[Stored entries]
----

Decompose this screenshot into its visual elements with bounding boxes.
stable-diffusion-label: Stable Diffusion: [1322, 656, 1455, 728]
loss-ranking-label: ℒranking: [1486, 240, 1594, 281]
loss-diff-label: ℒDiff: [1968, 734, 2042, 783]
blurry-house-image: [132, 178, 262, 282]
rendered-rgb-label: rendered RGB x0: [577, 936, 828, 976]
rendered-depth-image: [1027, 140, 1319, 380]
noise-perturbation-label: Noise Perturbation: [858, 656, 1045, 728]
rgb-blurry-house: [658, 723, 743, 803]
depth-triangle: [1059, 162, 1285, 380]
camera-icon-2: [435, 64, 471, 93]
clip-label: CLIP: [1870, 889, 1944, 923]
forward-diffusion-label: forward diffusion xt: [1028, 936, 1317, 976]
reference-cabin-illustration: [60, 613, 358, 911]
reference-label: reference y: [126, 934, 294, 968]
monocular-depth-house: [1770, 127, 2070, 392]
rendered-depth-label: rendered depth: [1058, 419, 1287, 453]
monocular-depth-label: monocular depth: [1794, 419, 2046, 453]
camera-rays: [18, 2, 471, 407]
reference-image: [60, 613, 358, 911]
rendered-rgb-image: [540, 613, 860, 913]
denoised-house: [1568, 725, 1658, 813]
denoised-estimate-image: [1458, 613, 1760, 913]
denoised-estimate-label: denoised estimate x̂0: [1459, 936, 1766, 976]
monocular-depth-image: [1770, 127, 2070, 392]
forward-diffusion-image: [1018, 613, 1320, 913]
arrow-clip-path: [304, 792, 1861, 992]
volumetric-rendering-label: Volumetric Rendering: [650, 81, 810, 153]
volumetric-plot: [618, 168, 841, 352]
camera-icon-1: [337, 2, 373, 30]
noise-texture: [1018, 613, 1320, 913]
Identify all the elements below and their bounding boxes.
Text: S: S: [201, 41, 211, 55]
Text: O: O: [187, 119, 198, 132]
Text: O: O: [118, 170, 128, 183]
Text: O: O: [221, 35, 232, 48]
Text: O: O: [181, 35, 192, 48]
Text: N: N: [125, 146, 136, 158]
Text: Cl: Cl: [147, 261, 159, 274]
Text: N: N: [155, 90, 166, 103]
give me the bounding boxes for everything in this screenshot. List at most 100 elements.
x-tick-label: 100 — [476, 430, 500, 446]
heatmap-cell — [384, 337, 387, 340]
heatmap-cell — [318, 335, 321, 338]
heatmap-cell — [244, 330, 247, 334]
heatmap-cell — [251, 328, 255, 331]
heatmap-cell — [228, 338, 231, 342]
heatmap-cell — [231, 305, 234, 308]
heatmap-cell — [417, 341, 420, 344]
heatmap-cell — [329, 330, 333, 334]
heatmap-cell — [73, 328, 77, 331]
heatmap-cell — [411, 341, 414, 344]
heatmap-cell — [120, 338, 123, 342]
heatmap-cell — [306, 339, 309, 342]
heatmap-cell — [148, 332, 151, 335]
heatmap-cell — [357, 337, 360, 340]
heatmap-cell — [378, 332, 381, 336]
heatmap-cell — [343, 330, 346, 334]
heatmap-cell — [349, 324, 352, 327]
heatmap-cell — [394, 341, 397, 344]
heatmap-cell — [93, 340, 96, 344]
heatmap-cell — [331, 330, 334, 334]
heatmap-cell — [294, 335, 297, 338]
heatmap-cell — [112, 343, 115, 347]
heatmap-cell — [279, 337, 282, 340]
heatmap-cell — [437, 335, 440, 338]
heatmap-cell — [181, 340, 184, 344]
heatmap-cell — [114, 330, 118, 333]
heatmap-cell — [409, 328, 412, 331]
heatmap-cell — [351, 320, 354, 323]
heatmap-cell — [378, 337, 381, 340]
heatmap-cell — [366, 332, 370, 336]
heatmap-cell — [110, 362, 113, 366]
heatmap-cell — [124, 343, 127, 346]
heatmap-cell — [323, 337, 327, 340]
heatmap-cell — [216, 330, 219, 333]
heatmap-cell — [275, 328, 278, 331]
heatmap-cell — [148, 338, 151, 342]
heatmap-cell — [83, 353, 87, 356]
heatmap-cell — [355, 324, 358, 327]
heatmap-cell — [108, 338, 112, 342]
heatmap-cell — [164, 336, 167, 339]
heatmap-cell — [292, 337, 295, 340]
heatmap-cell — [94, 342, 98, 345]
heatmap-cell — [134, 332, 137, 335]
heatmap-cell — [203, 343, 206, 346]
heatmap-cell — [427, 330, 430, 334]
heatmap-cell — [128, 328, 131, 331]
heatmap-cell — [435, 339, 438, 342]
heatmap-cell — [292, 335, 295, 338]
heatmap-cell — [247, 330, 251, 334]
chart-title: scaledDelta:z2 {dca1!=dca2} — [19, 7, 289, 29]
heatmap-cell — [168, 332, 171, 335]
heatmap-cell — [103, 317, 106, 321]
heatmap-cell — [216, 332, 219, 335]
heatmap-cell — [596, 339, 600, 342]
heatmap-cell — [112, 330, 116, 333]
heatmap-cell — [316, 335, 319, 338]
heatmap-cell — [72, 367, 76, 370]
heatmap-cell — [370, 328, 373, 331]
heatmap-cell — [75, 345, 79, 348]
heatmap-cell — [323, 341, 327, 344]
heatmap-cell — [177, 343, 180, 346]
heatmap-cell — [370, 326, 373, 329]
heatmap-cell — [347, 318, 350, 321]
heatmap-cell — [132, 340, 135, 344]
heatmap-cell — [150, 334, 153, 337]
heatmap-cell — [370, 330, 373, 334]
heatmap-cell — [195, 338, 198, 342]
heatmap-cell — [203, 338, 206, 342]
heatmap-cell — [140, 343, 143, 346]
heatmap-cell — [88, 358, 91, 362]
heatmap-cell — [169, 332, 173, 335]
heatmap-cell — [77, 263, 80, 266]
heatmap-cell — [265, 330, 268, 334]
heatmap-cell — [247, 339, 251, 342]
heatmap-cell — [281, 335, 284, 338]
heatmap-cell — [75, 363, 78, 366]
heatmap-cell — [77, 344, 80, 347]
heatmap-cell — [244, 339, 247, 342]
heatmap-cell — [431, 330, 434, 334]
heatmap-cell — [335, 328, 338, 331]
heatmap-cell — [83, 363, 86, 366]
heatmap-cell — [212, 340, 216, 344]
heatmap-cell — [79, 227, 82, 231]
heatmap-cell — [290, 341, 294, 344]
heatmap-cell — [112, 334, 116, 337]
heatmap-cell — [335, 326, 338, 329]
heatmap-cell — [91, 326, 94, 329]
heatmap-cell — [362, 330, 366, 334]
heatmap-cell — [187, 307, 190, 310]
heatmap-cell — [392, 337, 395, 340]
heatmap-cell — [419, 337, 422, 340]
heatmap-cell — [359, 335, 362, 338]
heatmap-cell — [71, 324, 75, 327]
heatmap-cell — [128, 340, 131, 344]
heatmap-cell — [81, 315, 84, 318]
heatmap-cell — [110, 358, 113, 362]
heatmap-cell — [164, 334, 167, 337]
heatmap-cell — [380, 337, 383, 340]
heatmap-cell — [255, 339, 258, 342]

----

:: Task details ::
Copy every line of the material above without changing anything.

:: Task solution ::
Decompose this screenshot into its visual elements with bounding boxes.
stable-diffusion-label: Stable Diffusion: [1322, 656, 1455, 728]
loss-ranking-label: ℒranking: [1486, 240, 1594, 281]
loss-diff-label: ℒDiff: [1968, 734, 2042, 783]
blurry-house-image: [132, 178, 262, 282]
rendered-rgb-label: rendered RGB x0: [577, 936, 828, 976]
rendered-depth-image: [1027, 140, 1319, 380]
noise-perturbation-label: Noise Perturbation: [858, 656, 1045, 728]
rgb-blurry-house: [658, 723, 743, 803]
depth-triangle: [1059, 162, 1285, 380]
camera-icon-2: [435, 64, 471, 93]
clip-label: CLIP: [1870, 889, 1944, 923]
forward-diffusion-label: forward diffusion xt: [1028, 936, 1317, 976]
reference-cabin-illustration: [60, 613, 358, 911]
reference-label: reference y: [126, 934, 294, 968]
monocular-depth-house: [1770, 127, 2070, 392]
rendered-depth-label: rendered depth: [1058, 419, 1287, 453]
monocular-depth-label: monocular depth: [1794, 419, 2046, 453]
camera-rays: [18, 2, 471, 407]
reference-image: [60, 613, 358, 911]
rendered-rgb-image: [540, 613, 860, 913]
denoised-house: [1568, 725, 1658, 813]
denoised-estimate-image: [1458, 613, 1760, 913]
denoised-estimate-label: denoised estimate x̂0: [1459, 936, 1766, 976]
monocular-depth-image: [1770, 127, 2070, 392]
forward-diffusion-image: [1018, 613, 1320, 913]
arrow-clip-path: [304, 792, 1861, 992]
volumetric-rendering-label: Volumetric Rendering: [650, 81, 810, 153]
volumetric-plot: [618, 168, 841, 352]
camera-icon-1: [337, 2, 373, 30]
noise-texture: [1018, 613, 1320, 913]
Identify all the elements below and their bounding boxes.
Text: S: S: [201, 41, 211, 55]
Text: O: O: [187, 119, 198, 132]
Text: O: O: [118, 170, 128, 183]
Text: O: O: [221, 35, 232, 48]
Text: O: O: [181, 35, 192, 48]
Text: N: N: [125, 146, 136, 158]
Text: Cl: Cl: [147, 261, 159, 274]
Text: N: N: [155, 90, 166, 103]
give me the bounding boxes for everything in this screenshot. List at most 100 elements.
x-tick-label: 100 — [476, 430, 500, 446]
heatmap-cell — [384, 337, 387, 340]
heatmap-cell — [318, 335, 321, 338]
heatmap-cell — [244, 330, 247, 334]
heatmap-cell — [251, 328, 255, 331]
heatmap-cell — [228, 338, 231, 342]
heatmap-cell — [231, 305, 234, 308]
heatmap-cell — [417, 341, 420, 344]
heatmap-cell — [329, 330, 333, 334]
heatmap-cell — [73, 328, 77, 331]
heatmap-cell — [411, 341, 414, 344]
heatmap-cell — [120, 338, 123, 342]
heatmap-cell — [306, 339, 309, 342]
heatmap-cell — [148, 332, 151, 335]
heatmap-cell — [357, 337, 360, 340]
heatmap-cell — [378, 332, 381, 336]
heatmap-cell — [343, 330, 346, 334]
heatmap-cell — [349, 324, 352, 327]
heatmap-cell — [394, 341, 397, 344]
heatmap-cell — [93, 340, 96, 344]
heatmap-cell — [331, 330, 334, 334]
heatmap-cell — [294, 335, 297, 338]
heatmap-cell — [112, 343, 115, 347]
heatmap-cell — [279, 337, 282, 340]
heatmap-cell — [437, 335, 440, 338]
heatmap-cell — [181, 340, 184, 344]
heatmap-cell — [114, 330, 118, 333]
heatmap-cell — [409, 328, 412, 331]
heatmap-cell — [351, 320, 354, 323]
heatmap-cell — [378, 337, 381, 340]
heatmap-cell — [366, 332, 370, 336]
heatmap-cell — [110, 362, 113, 366]
heatmap-cell — [124, 343, 127, 346]
heatmap-cell — [323, 337, 327, 340]
heatmap-cell — [216, 330, 219, 333]
heatmap-cell — [275, 328, 278, 331]
heatmap-cell — [148, 338, 151, 342]
heatmap-cell — [83, 353, 87, 356]
heatmap-cell — [355, 324, 358, 327]
heatmap-cell — [108, 338, 112, 342]
heatmap-cell — [164, 336, 167, 339]
heatmap-cell — [292, 337, 295, 340]
heatmap-cell — [94, 342, 98, 345]
heatmap-cell — [134, 332, 137, 335]
heatmap-cell — [203, 343, 206, 346]
heatmap-cell — [427, 330, 430, 334]
heatmap-cell — [128, 328, 131, 331]
heatmap-cell — [435, 339, 438, 342]
heatmap-cell — [292, 335, 295, 338]
heatmap-cell — [247, 330, 251, 334]
chart-title: scaledDelta:z2 {dca1!=dca2} — [19, 7, 289, 29]
heatmap-cell — [168, 332, 171, 335]
heatmap-cell — [103, 317, 106, 321]
heatmap-cell — [216, 332, 219, 335]
heatmap-cell — [596, 339, 600, 342]
heatmap-cell — [112, 330, 116, 333]
heatmap-cell — [316, 335, 319, 338]
heatmap-cell — [72, 367, 76, 370]
heatmap-cell — [370, 328, 373, 331]
heatmap-cell — [75, 345, 79, 348]
heatmap-cell — [323, 341, 327, 344]
heatmap-cell — [177, 343, 180, 346]
heatmap-cell — [370, 326, 373, 329]
heatmap-cell — [347, 318, 350, 321]
heatmap-cell — [132, 340, 135, 344]
heatmap-cell — [150, 334, 153, 337]
heatmap-cell — [370, 330, 373, 334]
heatmap-cell — [195, 338, 198, 342]
heatmap-cell — [203, 338, 206, 342]
heatmap-cell — [140, 343, 143, 346]
heatmap-cell — [88, 358, 91, 362]
heatmap-cell — [169, 332, 173, 335]
heatmap-cell — [77, 263, 80, 266]
heatmap-cell — [265, 330, 268, 334]
heatmap-cell — [247, 339, 251, 342]
heatmap-cell — [281, 335, 284, 338]
heatmap-cell — [75, 363, 78, 366]
heatmap-cell — [77, 344, 80, 347]
heatmap-cell — [244, 339, 247, 342]
heatmap-cell — [431, 330, 434, 334]
heatmap-cell — [335, 328, 338, 331]
heatmap-cell — [83, 363, 86, 366]
heatmap-cell — [212, 340, 216, 344]
heatmap-cell — [79, 227, 82, 231]
heatmap-cell — [290, 341, 294, 344]
heatmap-cell — [112, 334, 116, 337]
heatmap-cell — [335, 326, 338, 329]
heatmap-cell — [91, 326, 94, 329]
heatmap-cell — [362, 330, 366, 334]
heatmap-cell — [187, 307, 190, 310]
heatmap-cell — [392, 337, 395, 340]
heatmap-cell — [419, 337, 422, 340]
heatmap-cell — [359, 335, 362, 338]
heatmap-cell — [71, 324, 75, 327]
heatmap-cell — [128, 340, 131, 344]
heatmap-cell — [81, 315, 84, 318]
heatmap-cell — [110, 358, 113, 362]
heatmap-cell — [164, 334, 167, 337]
heatmap-cell — [380, 337, 383, 340]
heatmap-cell — [255, 339, 258, 342]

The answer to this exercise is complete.